Copy each line below that contains "Word".

◇ ◇ ◇ ◇ ◇ ◇ ◇

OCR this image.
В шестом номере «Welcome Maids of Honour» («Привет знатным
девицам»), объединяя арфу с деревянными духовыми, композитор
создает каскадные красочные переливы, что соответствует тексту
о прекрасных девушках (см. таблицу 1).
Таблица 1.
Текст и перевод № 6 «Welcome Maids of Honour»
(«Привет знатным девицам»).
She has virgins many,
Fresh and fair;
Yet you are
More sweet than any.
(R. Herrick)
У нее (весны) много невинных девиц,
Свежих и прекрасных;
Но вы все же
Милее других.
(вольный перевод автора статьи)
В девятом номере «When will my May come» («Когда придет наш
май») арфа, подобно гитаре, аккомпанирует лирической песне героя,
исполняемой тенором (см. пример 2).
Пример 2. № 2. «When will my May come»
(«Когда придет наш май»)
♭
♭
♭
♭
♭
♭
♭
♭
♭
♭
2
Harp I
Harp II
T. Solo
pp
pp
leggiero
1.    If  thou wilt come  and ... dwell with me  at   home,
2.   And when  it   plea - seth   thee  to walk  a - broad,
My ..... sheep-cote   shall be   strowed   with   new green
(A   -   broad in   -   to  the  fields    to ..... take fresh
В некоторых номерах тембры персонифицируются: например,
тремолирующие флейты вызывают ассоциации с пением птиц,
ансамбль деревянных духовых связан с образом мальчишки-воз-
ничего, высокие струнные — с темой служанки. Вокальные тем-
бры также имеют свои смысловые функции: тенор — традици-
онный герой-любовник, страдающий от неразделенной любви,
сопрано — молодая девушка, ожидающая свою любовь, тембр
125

◇ ◇ ◇ ◇ ◇ ◇ ◇

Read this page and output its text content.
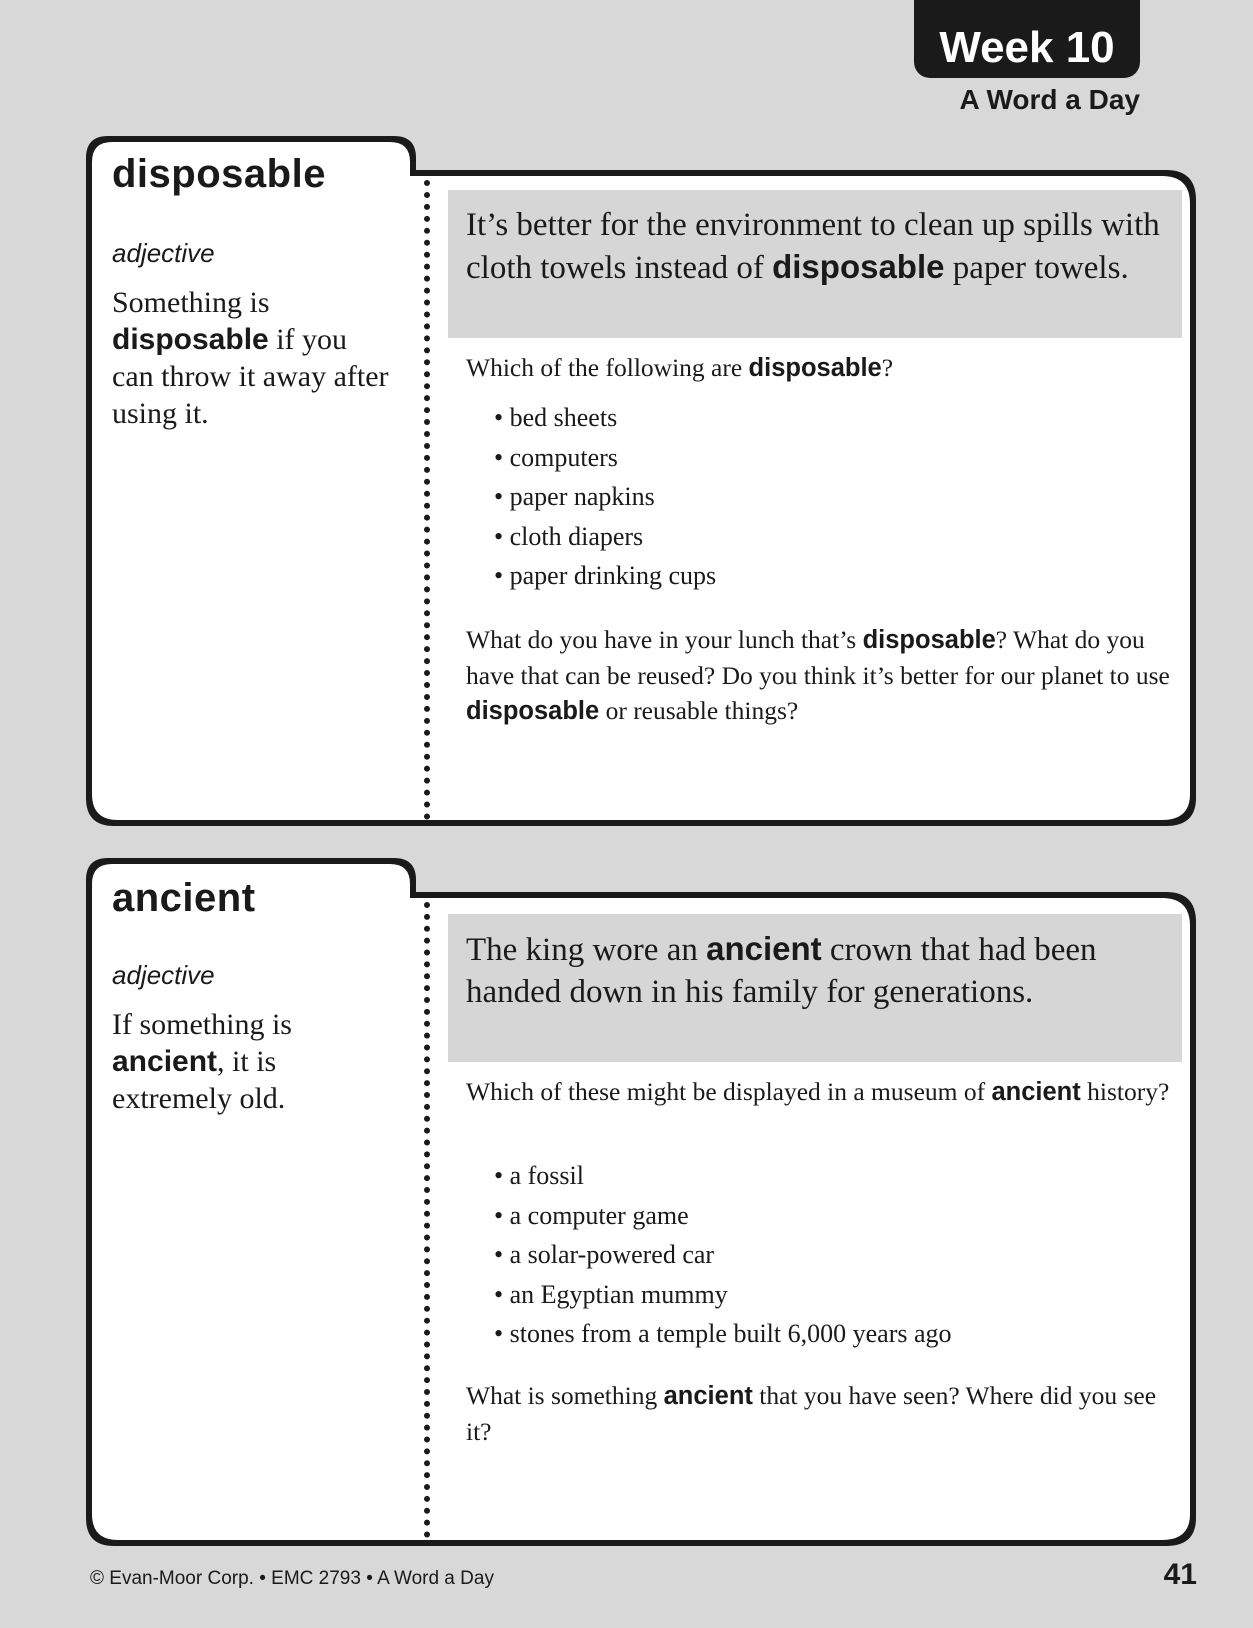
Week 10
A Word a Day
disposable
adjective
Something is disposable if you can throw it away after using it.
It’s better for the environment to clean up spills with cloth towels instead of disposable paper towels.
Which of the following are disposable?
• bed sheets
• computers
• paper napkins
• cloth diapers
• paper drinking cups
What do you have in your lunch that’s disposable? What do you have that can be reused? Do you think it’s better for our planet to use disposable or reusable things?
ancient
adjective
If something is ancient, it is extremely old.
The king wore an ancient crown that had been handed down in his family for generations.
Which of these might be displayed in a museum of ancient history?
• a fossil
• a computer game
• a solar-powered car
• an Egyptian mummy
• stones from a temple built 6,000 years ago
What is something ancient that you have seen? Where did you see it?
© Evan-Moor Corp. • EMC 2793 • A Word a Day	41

◇ ◇ ◇ ◇ ◇ ◇ ◇

* The response:
A Word a Day
© Evan-Moor Corp. • EMC 2793 • A Word a Day	41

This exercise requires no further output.